Your objective: For the entries below, how many lines include the word "Emission"? Give the figure and nothing more.

Data records

------------------------------

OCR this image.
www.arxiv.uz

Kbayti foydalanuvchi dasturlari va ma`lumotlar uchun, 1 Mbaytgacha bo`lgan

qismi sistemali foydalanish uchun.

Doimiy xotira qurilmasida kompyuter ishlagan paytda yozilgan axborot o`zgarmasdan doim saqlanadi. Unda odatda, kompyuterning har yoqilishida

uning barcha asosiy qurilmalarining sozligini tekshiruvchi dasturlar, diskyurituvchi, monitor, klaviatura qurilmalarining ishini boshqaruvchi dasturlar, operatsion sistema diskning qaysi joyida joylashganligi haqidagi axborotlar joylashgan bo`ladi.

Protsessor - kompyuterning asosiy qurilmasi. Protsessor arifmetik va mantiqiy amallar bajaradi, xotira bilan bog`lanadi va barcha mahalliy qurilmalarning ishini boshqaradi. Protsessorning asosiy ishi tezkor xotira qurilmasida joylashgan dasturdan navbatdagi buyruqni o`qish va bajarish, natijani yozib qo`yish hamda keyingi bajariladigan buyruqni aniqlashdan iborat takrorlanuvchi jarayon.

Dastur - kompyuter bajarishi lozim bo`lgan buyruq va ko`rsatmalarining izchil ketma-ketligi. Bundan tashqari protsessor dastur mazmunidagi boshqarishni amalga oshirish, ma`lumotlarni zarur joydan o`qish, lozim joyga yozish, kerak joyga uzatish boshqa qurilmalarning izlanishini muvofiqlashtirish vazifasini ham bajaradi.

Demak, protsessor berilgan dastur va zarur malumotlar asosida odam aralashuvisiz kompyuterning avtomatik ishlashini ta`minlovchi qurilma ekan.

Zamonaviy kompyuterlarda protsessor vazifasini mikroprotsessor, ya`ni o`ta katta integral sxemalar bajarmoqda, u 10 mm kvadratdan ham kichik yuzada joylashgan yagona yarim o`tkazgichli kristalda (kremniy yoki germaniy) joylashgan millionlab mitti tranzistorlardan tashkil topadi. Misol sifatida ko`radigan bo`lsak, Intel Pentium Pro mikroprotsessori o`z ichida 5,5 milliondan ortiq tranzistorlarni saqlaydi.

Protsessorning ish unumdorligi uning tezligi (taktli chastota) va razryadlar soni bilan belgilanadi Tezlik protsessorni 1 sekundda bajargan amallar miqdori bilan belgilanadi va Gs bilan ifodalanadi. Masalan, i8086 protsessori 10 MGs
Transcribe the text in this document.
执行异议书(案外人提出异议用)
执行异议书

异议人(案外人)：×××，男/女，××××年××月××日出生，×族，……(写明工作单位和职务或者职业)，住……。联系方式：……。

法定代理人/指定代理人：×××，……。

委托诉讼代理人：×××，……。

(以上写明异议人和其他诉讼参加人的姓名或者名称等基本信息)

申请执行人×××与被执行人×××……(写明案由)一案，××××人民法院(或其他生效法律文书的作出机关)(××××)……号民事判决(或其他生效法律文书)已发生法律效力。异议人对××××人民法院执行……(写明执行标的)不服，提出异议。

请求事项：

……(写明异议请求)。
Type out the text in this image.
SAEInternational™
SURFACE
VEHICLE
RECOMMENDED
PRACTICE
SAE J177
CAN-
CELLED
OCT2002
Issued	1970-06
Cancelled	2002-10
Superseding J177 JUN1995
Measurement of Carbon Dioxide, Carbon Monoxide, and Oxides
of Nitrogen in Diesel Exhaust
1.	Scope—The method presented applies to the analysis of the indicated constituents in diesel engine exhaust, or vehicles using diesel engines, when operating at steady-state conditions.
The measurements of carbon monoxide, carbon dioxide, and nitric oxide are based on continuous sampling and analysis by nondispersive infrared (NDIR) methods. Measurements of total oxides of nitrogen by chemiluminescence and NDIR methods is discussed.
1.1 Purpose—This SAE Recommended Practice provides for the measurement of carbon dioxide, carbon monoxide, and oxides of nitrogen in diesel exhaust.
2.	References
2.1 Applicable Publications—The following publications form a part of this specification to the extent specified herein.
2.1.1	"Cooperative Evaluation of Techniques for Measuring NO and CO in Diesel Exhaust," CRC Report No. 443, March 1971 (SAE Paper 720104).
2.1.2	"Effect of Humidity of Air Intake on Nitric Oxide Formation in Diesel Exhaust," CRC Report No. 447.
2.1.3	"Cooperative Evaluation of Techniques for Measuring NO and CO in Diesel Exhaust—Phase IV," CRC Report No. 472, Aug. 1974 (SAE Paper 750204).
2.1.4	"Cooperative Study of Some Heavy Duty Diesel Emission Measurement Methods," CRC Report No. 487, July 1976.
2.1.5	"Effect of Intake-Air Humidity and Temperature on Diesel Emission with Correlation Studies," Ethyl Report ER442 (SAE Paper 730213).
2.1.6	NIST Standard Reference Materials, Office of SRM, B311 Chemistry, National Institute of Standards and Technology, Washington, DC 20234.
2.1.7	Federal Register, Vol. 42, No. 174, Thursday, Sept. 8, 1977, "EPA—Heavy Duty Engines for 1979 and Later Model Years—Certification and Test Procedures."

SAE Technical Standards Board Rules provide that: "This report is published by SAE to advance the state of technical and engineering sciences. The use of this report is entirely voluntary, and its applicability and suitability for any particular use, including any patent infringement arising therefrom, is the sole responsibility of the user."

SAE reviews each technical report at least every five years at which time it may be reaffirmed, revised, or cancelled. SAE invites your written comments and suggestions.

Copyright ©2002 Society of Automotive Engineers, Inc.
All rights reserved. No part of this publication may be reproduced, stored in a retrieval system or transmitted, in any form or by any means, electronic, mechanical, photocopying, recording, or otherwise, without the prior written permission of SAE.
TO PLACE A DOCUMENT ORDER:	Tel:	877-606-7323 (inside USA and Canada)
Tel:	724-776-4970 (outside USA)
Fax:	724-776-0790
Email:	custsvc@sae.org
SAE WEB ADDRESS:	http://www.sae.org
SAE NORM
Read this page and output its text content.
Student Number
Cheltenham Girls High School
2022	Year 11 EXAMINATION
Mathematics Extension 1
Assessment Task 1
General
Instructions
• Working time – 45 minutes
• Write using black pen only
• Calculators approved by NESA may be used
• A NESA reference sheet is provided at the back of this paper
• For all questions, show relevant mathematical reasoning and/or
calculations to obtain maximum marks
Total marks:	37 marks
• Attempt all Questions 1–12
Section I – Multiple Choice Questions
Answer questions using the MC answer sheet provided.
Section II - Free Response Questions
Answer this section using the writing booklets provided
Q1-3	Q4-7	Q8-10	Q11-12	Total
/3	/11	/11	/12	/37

------------------------------

Exercise result: 2